[Collected data entries]

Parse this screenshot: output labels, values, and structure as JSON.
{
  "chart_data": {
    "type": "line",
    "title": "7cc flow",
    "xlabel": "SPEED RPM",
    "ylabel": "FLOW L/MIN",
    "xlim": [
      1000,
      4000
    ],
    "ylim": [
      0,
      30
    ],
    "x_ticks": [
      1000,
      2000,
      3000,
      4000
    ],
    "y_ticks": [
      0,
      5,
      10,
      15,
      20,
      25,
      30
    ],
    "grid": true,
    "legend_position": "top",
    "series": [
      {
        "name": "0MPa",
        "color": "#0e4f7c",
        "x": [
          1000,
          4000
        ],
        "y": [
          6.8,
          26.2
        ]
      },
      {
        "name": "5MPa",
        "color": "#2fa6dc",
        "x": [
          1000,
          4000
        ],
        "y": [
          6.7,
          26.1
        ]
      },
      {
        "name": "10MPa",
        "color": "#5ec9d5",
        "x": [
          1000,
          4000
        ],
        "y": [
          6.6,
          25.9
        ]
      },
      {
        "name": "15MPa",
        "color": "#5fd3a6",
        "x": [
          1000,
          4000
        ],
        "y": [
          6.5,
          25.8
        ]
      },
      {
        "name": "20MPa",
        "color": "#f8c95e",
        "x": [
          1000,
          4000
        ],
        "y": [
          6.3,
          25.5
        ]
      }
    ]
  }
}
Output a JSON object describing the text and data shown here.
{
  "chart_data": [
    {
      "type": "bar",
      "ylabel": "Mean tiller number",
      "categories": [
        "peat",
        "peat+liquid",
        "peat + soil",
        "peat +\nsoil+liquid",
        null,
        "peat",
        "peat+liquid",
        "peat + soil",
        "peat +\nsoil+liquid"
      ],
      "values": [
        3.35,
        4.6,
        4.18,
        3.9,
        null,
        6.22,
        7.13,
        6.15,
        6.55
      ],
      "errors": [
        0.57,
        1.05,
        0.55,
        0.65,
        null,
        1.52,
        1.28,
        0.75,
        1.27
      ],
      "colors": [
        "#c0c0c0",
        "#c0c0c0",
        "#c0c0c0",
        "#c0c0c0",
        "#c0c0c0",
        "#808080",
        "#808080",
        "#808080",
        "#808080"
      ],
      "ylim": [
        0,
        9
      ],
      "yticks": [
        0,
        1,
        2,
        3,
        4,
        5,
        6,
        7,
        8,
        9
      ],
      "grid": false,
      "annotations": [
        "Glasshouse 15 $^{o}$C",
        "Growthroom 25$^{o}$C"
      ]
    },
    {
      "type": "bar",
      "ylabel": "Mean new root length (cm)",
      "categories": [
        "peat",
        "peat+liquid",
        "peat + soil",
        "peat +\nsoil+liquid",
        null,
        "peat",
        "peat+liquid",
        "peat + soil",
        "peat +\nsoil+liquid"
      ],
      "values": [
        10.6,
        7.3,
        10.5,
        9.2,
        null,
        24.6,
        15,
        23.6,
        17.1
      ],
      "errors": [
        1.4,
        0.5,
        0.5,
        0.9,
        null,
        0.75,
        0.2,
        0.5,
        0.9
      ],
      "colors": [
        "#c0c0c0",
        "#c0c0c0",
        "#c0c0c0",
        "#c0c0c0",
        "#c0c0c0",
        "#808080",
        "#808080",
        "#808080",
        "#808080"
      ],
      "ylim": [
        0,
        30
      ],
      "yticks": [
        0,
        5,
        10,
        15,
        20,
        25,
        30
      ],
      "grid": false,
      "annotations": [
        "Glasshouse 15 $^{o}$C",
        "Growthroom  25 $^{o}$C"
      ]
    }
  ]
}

Task details:
Repeat the data above exactly.

Answer in full:
Parse this screenshot: output labels, values, and structure as JSON.
{
  "chart_data": {
    "type": "line",
    "title": "7cc flow",
    "xlabel": "SPEED RPM",
    "ylabel": "FLOW L/MIN",
    "xlim": [
      1000,
      4000
    ],
    "ylim": [
      0,
      30
    ],
    "x_ticks": [
      1000,
      2000,
      3000,
      4000
    ],
    "y_ticks": [
      0,
      5,
      10,
      15,
      20,
      25,
      30
    ],
    "grid": true,
    "legend_position": "top",
    "series": [
      {
        "name": "0MPa",
        "color": "#0e4f7c",
        "x": [
          1000,
          4000
        ],
        "y": [
          6.8,
          26.2
        ]
      },
      {
        "name": "5MPa",
        "color": "#2fa6dc",
        "x": [
          1000,
          4000
        ],
        "y": [
          6.7,
          26.1
        ]
      },
      {
        "name": "10MPa",
        "color": "#5ec9d5",
        "x": [
          1000,
          4000
        ],
        "y": [
          6.6,
          25.9
        ]
      },
      {
        "name": "15MPa",
        "color": "#5fd3a6",
        "x": [
          1000,
          4000
        ],
        "y": [
          6.5,
          25.8
        ]
      },
      {
        "name": "20MPa",
        "color": "#f8c95e",
        "x": [
          1000,
          4000
        ],
        "y": [
          6.3,
          25.5
        ]
      }
    ]
  }
}
Output a JSON object describing the text and data shown here.
{
  "chart_data": [
    {
      "type": "bar",
      "ylabel": "Mean tiller number",
      "categories": [
        "peat",
        "peat+liquid",
        "peat + soil",
        "peat +\nsoil+liquid",
        null,
        "peat",
        "peat+liquid",
        "peat + soil",
        "peat +\nsoil+liquid"
      ],
      "values": [
        3.35,
        4.6,
        4.18,
        3.9,
        null,
        6.22,
        7.13,
        6.15,
        6.55
      ],
      "errors": [
        0.57,
        1.05,
        0.55,
        0.65,
        null,
        1.52,
        1.28,
        0.75,
        1.27
      ],
      "colors": [
        "#c0c0c0",
        "#c0c0c0",
        "#c0c0c0",
        "#c0c0c0",
        "#c0c0c0",
        "#808080",
        "#808080",
        "#808080",
        "#808080"
      ],
      "ylim": [
        0,
        9
      ],
      "yticks": [
        0,
        1,
        2,
        3,
        4,
        5,
        6,
        7,
        8,
        9
      ],
      "grid": false,
      "annotations": [
        "Glasshouse 15 $^{o}$C",
        "Growthroom 25$^{o}$C"
      ]
    },
    {
      "type": "bar",
      "ylabel": "Mean new root length (cm)",
      "categories": [
        "peat",
        "peat+liquid",
        "peat + soil",
        "peat +\nsoil+liquid",
        null,
        "peat",
        "peat+liquid",
        "peat + soil",
        "peat +\nsoil+liquid"
      ],
      "values": [
        10.6,
        7.3,
        10.5,
        9.2,
        null,
        24.6,
        15,
        23.6,
        17.1
      ],
      "errors": [
        1.4,
        0.5,
        0.5,
        0.9,
        null,
        0.75,
        0.2,
        0.5,
        0.9
      ],
      "colors": [
        "#c0c0c0",
        "#c0c0c0",
        "#c0c0c0",
        "#c0c0c0",
        "#c0c0c0",
        "#808080",
        "#808080",
        "#808080",
        "#808080"
      ],
      "ylim": [
        0,
        30
      ],
      "yticks": [
        0,
        5,
        10,
        15,
        20,
        25,
        30
      ],
      "grid": false,
      "annotations": [
        "Glasshouse 15 $^{o}$C",
        "Growthroom  25 $^{o}$C"
      ]
    }
  ]
}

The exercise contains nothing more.